▸ Dataset records:
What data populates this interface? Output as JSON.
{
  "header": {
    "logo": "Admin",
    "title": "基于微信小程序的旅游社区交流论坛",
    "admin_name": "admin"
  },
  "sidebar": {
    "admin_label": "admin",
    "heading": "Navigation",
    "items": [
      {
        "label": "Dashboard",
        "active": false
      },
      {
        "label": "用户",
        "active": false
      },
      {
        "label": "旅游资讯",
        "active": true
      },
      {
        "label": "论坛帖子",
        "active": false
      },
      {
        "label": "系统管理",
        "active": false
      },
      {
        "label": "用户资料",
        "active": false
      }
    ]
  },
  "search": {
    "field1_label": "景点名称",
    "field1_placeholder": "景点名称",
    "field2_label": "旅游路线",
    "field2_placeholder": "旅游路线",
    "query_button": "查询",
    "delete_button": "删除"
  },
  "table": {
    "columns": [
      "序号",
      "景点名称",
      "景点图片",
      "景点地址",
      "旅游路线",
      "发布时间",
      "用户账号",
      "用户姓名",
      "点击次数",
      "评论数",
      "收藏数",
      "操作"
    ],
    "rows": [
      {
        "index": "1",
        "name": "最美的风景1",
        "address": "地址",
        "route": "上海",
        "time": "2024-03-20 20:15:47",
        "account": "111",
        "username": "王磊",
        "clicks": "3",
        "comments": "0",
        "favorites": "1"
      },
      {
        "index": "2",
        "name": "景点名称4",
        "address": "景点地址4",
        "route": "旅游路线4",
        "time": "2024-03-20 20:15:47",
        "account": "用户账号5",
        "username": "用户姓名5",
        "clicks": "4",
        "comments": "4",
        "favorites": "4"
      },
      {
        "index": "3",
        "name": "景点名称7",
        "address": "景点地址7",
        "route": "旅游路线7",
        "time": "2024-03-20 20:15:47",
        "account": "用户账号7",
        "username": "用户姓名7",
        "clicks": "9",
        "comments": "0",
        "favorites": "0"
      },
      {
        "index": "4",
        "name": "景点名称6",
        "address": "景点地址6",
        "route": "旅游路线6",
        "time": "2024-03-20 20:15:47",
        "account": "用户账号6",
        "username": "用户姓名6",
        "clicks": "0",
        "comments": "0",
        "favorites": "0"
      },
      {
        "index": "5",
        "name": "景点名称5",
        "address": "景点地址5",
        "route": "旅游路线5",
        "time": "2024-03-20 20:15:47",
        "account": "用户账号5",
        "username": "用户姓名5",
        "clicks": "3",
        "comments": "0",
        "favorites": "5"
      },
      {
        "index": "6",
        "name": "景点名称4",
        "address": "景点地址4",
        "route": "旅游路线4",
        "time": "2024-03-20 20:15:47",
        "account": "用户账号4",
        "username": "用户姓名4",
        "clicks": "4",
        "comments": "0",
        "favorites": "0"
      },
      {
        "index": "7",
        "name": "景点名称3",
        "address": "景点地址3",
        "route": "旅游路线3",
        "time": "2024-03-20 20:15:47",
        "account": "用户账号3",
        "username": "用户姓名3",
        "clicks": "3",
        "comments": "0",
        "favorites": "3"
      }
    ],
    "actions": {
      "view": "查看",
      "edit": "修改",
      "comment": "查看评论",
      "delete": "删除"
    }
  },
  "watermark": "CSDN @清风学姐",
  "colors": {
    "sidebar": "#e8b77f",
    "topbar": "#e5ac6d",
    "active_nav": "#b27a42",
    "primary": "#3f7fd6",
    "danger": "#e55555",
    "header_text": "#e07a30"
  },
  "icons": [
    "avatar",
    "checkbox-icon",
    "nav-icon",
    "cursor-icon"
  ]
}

▸ Objective:
Reproduce all the records precisely.

▸ In response:
What data populates this interface? Output as JSON.
{
  "header": {
    "logo": "Admin",
    "title": "基于微信小程序的旅游社区交流论坛",
    "admin_name": "admin"
  },
  "sidebar": {
    "admin_label": "admin",
    "heading": "Navigation",
    "items": [
      {
        "label": "Dashboard",
        "active": false
      },
      {
        "label": "用户",
        "active": false
      },
      {
        "label": "旅游资讯",
        "active": true
      },
      {
        "label": "论坛帖子",
        "active": false
      },
      {
        "label": "系统管理",
        "active": false
      },
      {
        "label": "用户资料",
        "active": false
      }
    ]
  },
  "search": {
    "field1_label": "景点名称",
    "field1_placeholder": "景点名称",
    "field2_label": "旅游路线",
    "field2_placeholder": "旅游路线",
    "query_button": "查询",
    "delete_button": "删除"
  },
  "table": {
    "columns": [
      "序号",
      "景点名称",
      "景点图片",
      "景点地址",
      "旅游路线",
      "发布时间",
      "用户账号",
      "用户姓名",
      "点击次数",
      "评论数",
      "收藏数",
      "操作"
    ],
    "rows": [
      {
        "index": "1",
        "name": "最美的风景1",
        "address": "地址",
        "route": "上海",
        "time": "2024-03-20 20:15:47",
        "account": "111",
        "username": "王磊",
        "clicks": "3",
        "comments": "0",
        "favorites": "1"
      },
      {
        "index": "2",
        "name": "景点名称4",
        "address": "景点地址4",
        "route": "旅游路线4",
        "time": "2024-03-20 20:15:47",
        "account": "用户账号5",
        "username": "用户姓名5",
        "clicks": "4",
        "comments": "4",
        "favorites": "4"
      },
      {
        "index": "3",
        "name": "景点名称7",
        "address": "景点地址7",
        "route": "旅游路线7",
        "time": "2024-03-20 20:15:47",
        "account": "用户账号7",
        "username": "用户姓名7",
        "clicks": "9",
        "comments": "0",
        "favorites": "0"
      },
      {
        "index": "4",
        "name": "景点名称6",
        "address": "景点地址6",
        "route": "旅游路线6",
        "time": "2024-03-20 20:15:47",
        "account": "用户账号6",
        "username": "用户姓名6",
        "clicks": "0",
        "comments": "0",
        "favorites": "0"
      },
      {
        "index": "5",
        "name": "景点名称5",
        "address": "景点地址5",
        "route": "旅游路线5",
        "time": "2024-03-20 20:15:47",
        "account": "用户账号5",
        "username": "用户姓名5",
        "clicks": "3",
        "comments": "0",
        "favorites": "5"
      },
      {
        "index": "6",
        "name": "景点名称4",
        "address": "景点地址4",
        "route": "旅游路线4",
        "time": "2024-03-20 20:15:47",
        "account": "用户账号4",
        "username": "用户姓名4",
        "clicks": "4",
        "comments": "0",
        "favorites": "0"
      },
      {
        "index": "7",
        "name": "景点名称3",
        "address": "景点地址3",
        "route": "旅游路线3",
        "time": "2024-03-20 20:15:47",
        "account": "用户账号3",
        "username": "用户姓名3",
        "clicks": "3",
        "comments": "0",
        "favorites": "3"
      }
    ],
    "actions": {
      "view": "查看",
      "edit": "修改",
      "comment": "查看评论",
      "delete": "删除"
    }
  },
  "watermark": "CSDN @清风学姐",
  "colors": {
    "sidebar": "#e8b77f",
    "topbar": "#e5ac6d",
    "active_nav": "#b27a42",
    "primary": "#3f7fd6",
    "danger": "#e55555",
    "header_text": "#e07a30"
  },
  "icons": [
    "avatar",
    "checkbox-icon",
    "nav-icon",
    "cursor-icon"
  ]
}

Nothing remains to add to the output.